California North Coast wine grape growers get last grapes in before hard frost

This year’s wine grape harvest in Mendocino and Lake counties ended with a close call.

After a season buffeted by early frost and late extreme heat and rain, some of the last deliveries of fruit from the northernmost counties of California’s North Coast appellation arrived at wineries just before a potentially ruinous “hard freeze” that descended on the area Nov. 4, according to wine grape brokers and vintners.

“For the most part, it was serendipitous that the fruit finally got ripe (at the end of October),” said Christian Klier, who connects grape buyers and sellers in the region for Novato-based Turrentine Brokerage. “A few were forced to harvest prior to the event to avoid the frost.”

Glenn Proctor, a partner of San Rafael-based grape and bulk-wine brokerage Ciatti Co., said he doesn’t think the freeze will have any effect on the harvest, as it is basically over.

TASKS TO PERFORM |
- a) How would you put this sentence from the grape harvest article into Spanish: "This year's wine grape harvest in Mendocino and Lake counties ended with a close call."
- b) Could you carry the grape harvest article on from its final sentence?
None of the entries has any bearing on this work.

RECORDS |
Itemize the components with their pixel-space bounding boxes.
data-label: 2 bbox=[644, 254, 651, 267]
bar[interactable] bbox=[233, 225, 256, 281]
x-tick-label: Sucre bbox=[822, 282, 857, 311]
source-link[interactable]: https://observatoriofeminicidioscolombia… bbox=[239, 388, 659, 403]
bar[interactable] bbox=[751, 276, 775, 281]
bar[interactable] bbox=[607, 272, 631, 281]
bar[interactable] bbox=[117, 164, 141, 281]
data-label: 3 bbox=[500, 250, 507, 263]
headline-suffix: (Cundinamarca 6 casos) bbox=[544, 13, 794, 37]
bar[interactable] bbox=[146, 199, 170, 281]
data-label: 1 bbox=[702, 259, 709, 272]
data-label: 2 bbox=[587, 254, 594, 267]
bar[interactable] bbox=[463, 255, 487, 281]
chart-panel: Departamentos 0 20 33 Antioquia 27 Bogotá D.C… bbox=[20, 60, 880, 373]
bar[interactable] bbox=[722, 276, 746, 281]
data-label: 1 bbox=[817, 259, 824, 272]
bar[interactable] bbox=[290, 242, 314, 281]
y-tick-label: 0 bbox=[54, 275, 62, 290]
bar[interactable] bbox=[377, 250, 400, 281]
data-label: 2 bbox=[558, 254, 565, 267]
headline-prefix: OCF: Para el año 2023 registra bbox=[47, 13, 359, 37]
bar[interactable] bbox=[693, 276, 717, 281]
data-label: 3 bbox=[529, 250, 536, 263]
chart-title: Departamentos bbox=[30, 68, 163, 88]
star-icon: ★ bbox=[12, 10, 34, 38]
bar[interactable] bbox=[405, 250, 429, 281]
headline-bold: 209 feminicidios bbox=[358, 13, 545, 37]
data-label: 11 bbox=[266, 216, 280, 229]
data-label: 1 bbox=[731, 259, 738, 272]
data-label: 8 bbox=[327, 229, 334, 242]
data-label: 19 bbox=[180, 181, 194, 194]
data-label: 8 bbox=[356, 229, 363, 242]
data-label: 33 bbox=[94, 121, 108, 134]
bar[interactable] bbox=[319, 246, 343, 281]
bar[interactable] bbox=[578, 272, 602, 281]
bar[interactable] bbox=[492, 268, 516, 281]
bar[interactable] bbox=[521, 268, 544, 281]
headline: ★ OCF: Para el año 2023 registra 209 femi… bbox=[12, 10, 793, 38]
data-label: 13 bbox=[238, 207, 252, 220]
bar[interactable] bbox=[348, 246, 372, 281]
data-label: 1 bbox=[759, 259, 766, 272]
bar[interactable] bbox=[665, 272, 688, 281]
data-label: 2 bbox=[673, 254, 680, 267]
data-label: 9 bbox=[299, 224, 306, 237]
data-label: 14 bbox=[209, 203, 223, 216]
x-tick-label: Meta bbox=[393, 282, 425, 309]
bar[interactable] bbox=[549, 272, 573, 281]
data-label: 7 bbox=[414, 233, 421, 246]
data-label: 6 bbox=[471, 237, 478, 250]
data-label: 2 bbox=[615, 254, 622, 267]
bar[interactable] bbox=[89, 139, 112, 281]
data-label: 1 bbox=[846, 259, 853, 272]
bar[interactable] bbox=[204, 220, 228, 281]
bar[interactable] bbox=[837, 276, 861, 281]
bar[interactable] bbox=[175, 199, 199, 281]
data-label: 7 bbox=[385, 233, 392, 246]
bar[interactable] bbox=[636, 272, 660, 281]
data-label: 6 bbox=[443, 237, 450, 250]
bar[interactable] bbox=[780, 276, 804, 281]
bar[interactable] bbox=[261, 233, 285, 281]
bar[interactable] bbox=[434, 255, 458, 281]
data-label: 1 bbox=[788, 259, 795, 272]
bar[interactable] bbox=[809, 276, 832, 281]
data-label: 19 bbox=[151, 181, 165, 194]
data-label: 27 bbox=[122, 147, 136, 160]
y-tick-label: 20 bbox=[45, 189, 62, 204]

EXPECTED RESPONSES |
- a) La cosecha de uva para vino de este año en los condados de Mendocino y Lake terminó con un susto.

- b)
Signs of a chilly cap to the season came a few weeks before the season wrapped. The first National Weather Service warning of cold temperatures for parts of Lake, Mendocino and northern coastal California counties came Oct. 22.

But then came a forecast for an unseasonal cold snap together followed by rain the first week of November. The weather service on Nov. 2 issued a hard-freeze warning — likely temperatures below 28 degrees Fahrenheit — for all of Lake County and eastern Mendocino County just before dawn Nov. 4.

“It clearly indicated that cold, wet weather was coming, and growers said they needed to be done,” said Bill Pauli, general manager of Yokayo Wine Co., a winery with 2.3 million gallons of storage just north of Ukiah. “Everybody made it.”

The last truck of grapes Yokayo was expecting for his season arrived on Nov. 3.

Affiliated company Polly Ranch farms 1,400 acres of vines largely from central and eastern Mendocino County, with some acreage in surrounding Sonoma and Napa counties. Most of the fruit crushed at Yokayo is for customer wineries.

Much of Yokayo’s late-ripening fruit had arrived there Oct. 27–29, but some growers had grapes where sugar levels weren’t quite ready for picking and lingered on the vine over the next few days, Pauli said.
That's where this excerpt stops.